== Assignment ==
Scan the listing for the word "masthead", and copy out each line where it is found.

== Record extracts ==

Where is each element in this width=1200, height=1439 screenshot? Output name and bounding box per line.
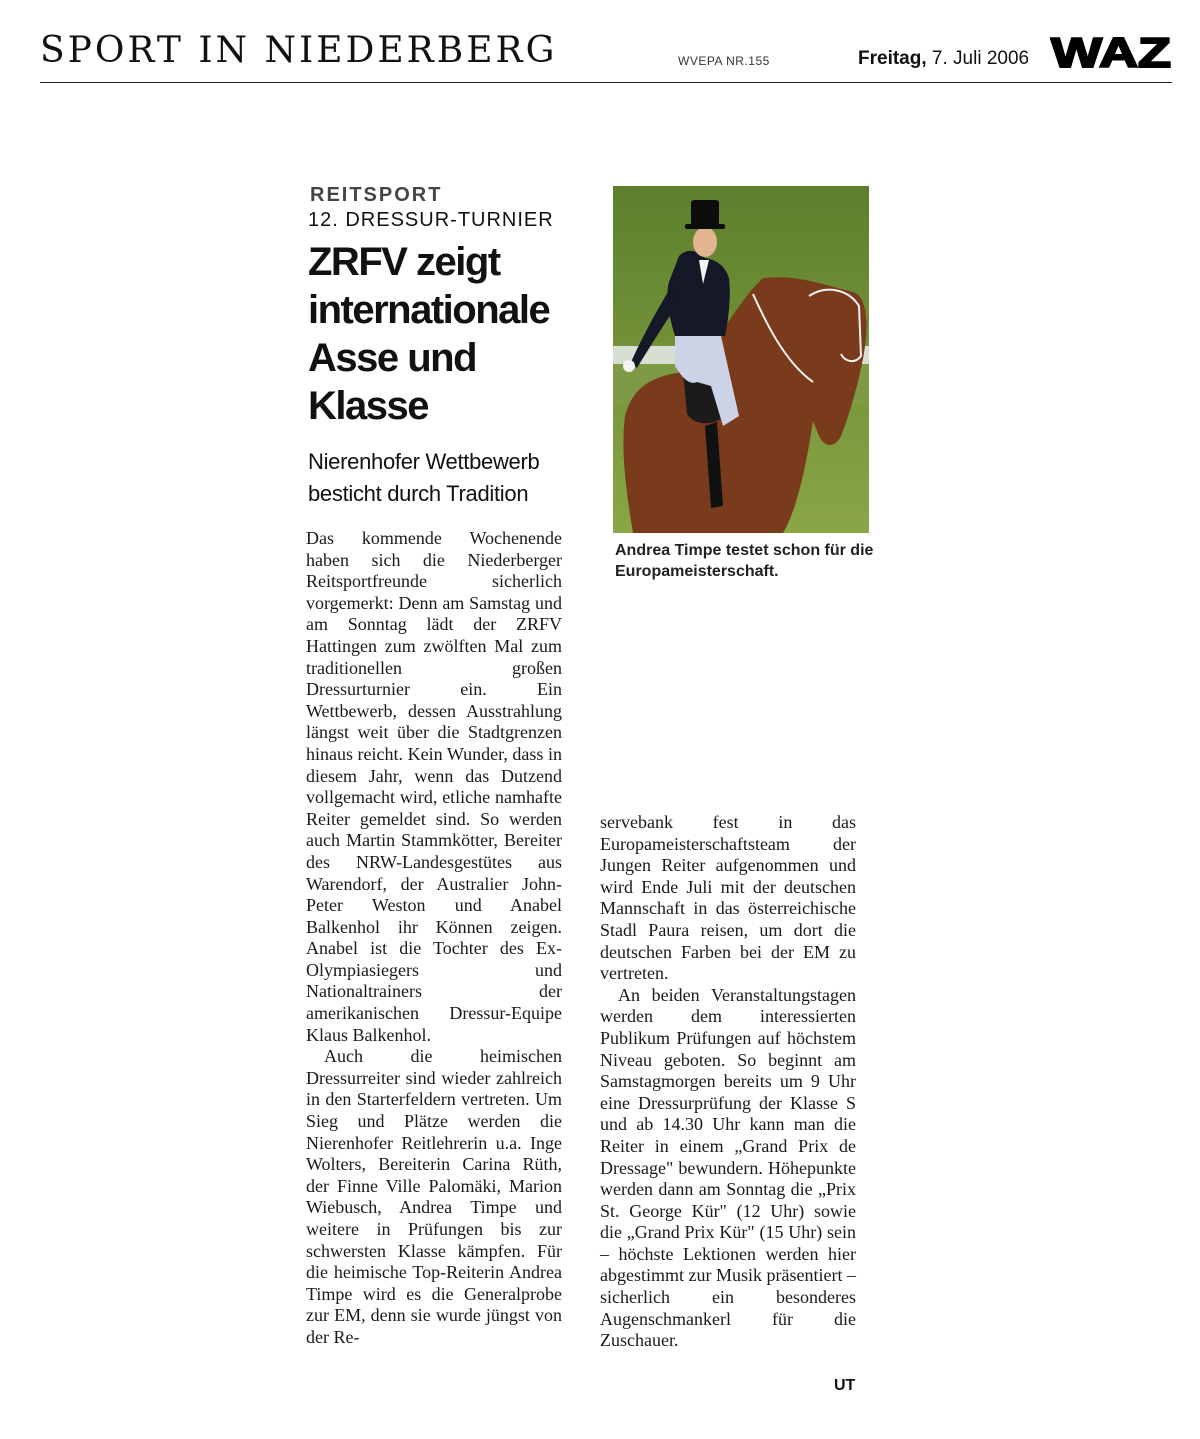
author-byline: UT <box>834 1377 856 1394</box>
article-deck: Nierenhofer Wettbewerb besticht durch Tradition <box>308 449 540 506</box>
article-headline: ZRFV zeigt internationale Asse und Klasse <box>308 240 550 428</box>
dateline-date: 7. Juli 2006 <box>931 48 1030 69</box>
waz-logo-text: WAZ <box>1051 34 1171 72</box>
body-paragraph: Auch die heimischen Dressurreiter sind wieder zahlreich in den Starterfeldern vertreten. Um Sieg und Plätze werden die Nierenhofer Reitlehrerin u.a. Inge Wolters, Bereiterin Carina Rüth, der Finne Ville Palomäki, Marion Wiebusch, Andrea Timpe und weitere in Prüfungen bis zur schwersten Klasse kämpfen. Für die heimische Top-Reiterin Andrea Timpe wird es die Generalprobe zur EM, denn sie wurde jüngst von der Re- <box>306 1046 562 1347</box>
masthead <box>40 28 1172 84</box>
body-paragraph: Das kommende Wochenende haben sich die Niederberger Reitsportfreunde sicherlich vorgemerkt: Denn am Samstag und am Sonntag lädt der ZRFV Hattingen zum zwölften Mal zum traditionellen großen Dressurturnier ein. Ein Wettbewerb, dessen Ausstrahlung längst weit über die Stadtgrenzen hinaus reicht. Kein Wunder, dass in diesem Jahr, wenn das Dutzend vollgemacht wird, etliche namhafte Reiter gemeldet sind. So werden auch Martin Stammkötter, Bereiter des NRW-Landesgestütes aus Warendorf, der Australier John-Peter Weston und Anabel Balkenhol ihr Können zeigen. Anabel ist die Tochter des Ex-Olympiasiegers und Nationaltrainers der amerikanischen Dressur-Equipe Klaus Balkenhol. <box>306 528 562 1045</box>
article-column-2 <box>600 812 856 1352</box>
edition-code: WVEPA NR.155 <box>678 54 770 68</box>
waz-logo <box>1050 34 1172 72</box>
article-subkicker: 12. DRESSUR-TURNIER <box>308 209 554 231</box>
masthead-rule <box>40 82 1172 83</box>
photo-caption: Andrea Timpe testet schon für die Europameisterschaft. <box>615 542 874 580</box>
rider-photo <box>613 186 869 533</box>
article-column-1 <box>306 528 562 1349</box>
body-paragraph: servebank fest in das Europameisterschaftsteam der Jungen Reiter aufgenommen und wird Ende Juli mit der deutschen Mannschaft in das österreichische Stadl Paura reisen, um dort die deutschen Farben bei der EM zu vertreten. <box>600 812 856 984</box>
body-paragraph: An beiden Veranstaltungstagen werden dem interessierten Publikum Prüfungen auf höchstem Niveau geboten. So beginnt am Samstagmorgen bereits um 9 Uhr eine Dressurprüfung der Klasse S und ab 14.30 Uhr kann man die Reiter in einem „Grand Prix de Dressage" bewundern. Höhepunkte werden dann am Sonntag die „Prix St. George Kür" (12 Uhr) sowie die „Grand Prix Kür" (15 Uhr) sein – höchste Lektionen werden hier abgestimmt zur Musik präsentiert – sicherlich ein besonderes Augenschmankerl für die Zuschauer. <box>600 984 856 1351</box>
dateline <box>858 48 1029 70</box>
section-title: SPORT IN NIEDERBERG <box>40 30 558 71</box>
photo-illustration <box>613 186 869 533</box>
dateline-weekday: Freitag, <box>858 48 927 69</box>
article-kicker: REITSPORT <box>310 184 443 206</box>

== Problem solution ==
masthead <box>40 28 1172 84</box>
masthead-rule <box>40 82 1172 83</box>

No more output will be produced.